◆ **What is required**:
Transcribe all records exactly.

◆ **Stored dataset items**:
----------------------------------------
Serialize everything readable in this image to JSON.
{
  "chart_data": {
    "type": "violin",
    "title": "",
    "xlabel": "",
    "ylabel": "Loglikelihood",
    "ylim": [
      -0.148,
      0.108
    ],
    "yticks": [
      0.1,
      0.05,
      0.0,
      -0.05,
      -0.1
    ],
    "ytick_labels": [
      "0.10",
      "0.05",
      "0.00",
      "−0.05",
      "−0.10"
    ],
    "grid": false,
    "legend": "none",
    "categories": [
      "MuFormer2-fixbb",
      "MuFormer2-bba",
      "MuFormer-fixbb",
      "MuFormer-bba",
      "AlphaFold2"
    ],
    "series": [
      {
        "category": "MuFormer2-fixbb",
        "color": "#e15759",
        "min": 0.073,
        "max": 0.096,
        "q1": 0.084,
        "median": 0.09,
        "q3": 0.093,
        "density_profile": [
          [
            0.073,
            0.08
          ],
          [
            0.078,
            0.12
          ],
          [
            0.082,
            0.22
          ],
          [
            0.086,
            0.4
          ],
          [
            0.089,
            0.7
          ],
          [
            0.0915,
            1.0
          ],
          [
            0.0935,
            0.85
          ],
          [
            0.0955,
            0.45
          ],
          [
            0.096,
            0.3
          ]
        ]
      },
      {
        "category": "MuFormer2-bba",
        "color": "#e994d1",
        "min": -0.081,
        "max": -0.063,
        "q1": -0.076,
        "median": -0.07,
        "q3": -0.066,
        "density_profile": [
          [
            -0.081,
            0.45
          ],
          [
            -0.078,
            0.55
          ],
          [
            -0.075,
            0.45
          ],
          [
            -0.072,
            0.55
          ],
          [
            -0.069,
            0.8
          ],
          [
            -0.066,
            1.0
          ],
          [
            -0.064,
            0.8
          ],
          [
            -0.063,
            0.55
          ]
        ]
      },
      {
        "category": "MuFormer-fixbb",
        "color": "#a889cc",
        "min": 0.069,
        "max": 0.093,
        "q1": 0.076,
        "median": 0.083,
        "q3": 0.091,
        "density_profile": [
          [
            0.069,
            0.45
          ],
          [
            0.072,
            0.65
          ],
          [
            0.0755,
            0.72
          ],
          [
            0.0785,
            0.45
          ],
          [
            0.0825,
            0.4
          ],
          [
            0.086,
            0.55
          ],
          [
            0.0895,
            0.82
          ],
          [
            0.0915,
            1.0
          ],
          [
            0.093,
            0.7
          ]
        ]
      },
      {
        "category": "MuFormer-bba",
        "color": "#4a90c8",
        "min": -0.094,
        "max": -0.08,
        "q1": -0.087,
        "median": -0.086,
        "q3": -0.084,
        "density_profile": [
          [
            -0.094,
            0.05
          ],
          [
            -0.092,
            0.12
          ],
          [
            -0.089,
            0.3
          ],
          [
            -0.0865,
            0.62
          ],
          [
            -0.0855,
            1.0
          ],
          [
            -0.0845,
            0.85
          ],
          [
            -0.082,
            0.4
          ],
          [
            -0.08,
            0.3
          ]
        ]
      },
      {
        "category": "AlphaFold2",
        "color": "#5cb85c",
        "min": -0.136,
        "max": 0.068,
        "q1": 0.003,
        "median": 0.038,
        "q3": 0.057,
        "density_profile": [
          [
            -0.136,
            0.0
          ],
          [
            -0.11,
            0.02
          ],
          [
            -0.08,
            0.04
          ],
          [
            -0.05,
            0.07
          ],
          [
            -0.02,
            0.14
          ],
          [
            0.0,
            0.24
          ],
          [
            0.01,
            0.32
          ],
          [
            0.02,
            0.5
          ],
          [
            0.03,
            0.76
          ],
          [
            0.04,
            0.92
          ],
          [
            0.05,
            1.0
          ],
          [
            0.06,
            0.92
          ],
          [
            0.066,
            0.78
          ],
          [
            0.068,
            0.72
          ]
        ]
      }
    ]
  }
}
----------------------------------------
◆ **Answer for this exercise**:
Serialize everything readable in this image to JSON.
{
  "chart_data": {
    "type": "violin",
    "title": "",
    "xlabel": "",
    "ylabel": "Loglikelihood",
    "ylim": [
      -0.148,
      0.108
    ],
    "yticks": [
      0.1,
      0.05,
      0.0,
      -0.05,
      -0.1
    ],
    "ytick_labels": [
      "0.10",
      "0.05",
      "0.00",
      "−0.05",
      "−0.10"
    ],
    "grid": false,
    "legend": "none",
    "categories": [
      "MuFormer2-fixbb",
      "MuFormer2-bba",
      "MuFormer-fixbb",
      "MuFormer-bba",
      "AlphaFold2"
    ],
    "series": [
      {
        "category": "MuFormer2-fixbb",
        "color": "#e15759",
        "min": 0.073,
        "max": 0.096,
        "q1": 0.084,
        "median": 0.09,
        "q3": 0.093,
        "density_profile": [
          [
            0.073,
            0.08
          ],
          [
            0.078,
            0.12
          ],
          [
            0.082,
            0.22
          ],
          [
            0.086,
            0.4
          ],
          [
            0.089,
            0.7
          ],
          [
            0.0915,
            1.0
          ],
          [
            0.0935,
            0.85
          ],
          [
            0.0955,
            0.45
          ],
          [
            0.096,
            0.3
          ]
        ]
      },
      {
        "category": "MuFormer2-bba",
        "color": "#e994d1",
        "min": -0.081,
        "max": -0.063,
        "q1": -0.076,
        "median": -0.07,
        "q3": -0.066,
        "density_profile": [
          [
            -0.081,
            0.45
          ],
          [
            -0.078,
            0.55
          ],
          [
            -0.075,
            0.45
          ],
          [
            -0.072,
            0.55
          ],
          [
            -0.069,
            0.8
          ],
          [
            -0.066,
            1.0
          ],
          [
            -0.064,
            0.8
          ],
          [
            -0.063,
            0.55
          ]
        ]
      },
      {
        "category": "MuFormer-fixbb",
        "color": "#a889cc",
        "min": 0.069,
        "max": 0.093,
        "q1": 0.076,
        "median": 0.083,
        "q3": 0.091,
        "density_profile": [
          [
            0.069,
            0.45
          ],
          [
            0.072,
            0.65
          ],
          [
            0.0755,
            0.72
          ],
          [
            0.0785,
            0.45
          ],
          [
            0.0825,
            0.4
          ],
          [
            0.086,
            0.55
          ],
          [
            0.0895,
            0.82
          ],
          [
            0.0915,
            1.0
          ],
          [
            0.093,
            0.7
          ]
        ]
      },
      {
        "category": "MuFormer-bba",
        "color": "#4a90c8",
        "min": -0.094,
        "max": -0.08,
        "q1": -0.087,
        "median": -0.086,
        "q3": -0.084,
        "density_profile": [
          [
            -0.094,
            0.05
          ],
          [
            -0.092,
            0.12
          ],
          [
            -0.089,
            0.3
          ],
          [
            -0.0865,
            0.62
          ],
          [
            -0.0855,
            1.0
          ],
          [
            -0.0845,
            0.85
          ],
          [
            -0.082,
            0.4
          ],
          [
            -0.08,
            0.3
          ]
        ]
      },
      {
        "category": "AlphaFold2",
        "color": "#5cb85c",
        "min": -0.136,
        "max": 0.068,
        "q1": 0.003,
        "median": 0.038,
        "q3": 0.057,
        "density_profile": [
          [
            -0.136,
            0.0
          ],
          [
            -0.11,
            0.02
          ],
          [
            -0.08,
            0.04
          ],
          [
            -0.05,
            0.07
          ],
          [
            -0.02,
            0.14
          ],
          [
            0.0,
            0.24
          ],
          [
            0.01,
            0.32
          ],
          [
            0.02,
            0.5
          ],
          [
            0.03,
            0.76
          ],
          [
            0.04,
            0.92
          ],
          [
            0.05,
            1.0
          ],
          [
            0.06,
            0.92
          ],
          [
            0.066,
            0.78
          ],
          [
            0.068,
            0.72
          ]
        ]
      }
    ]
  }
}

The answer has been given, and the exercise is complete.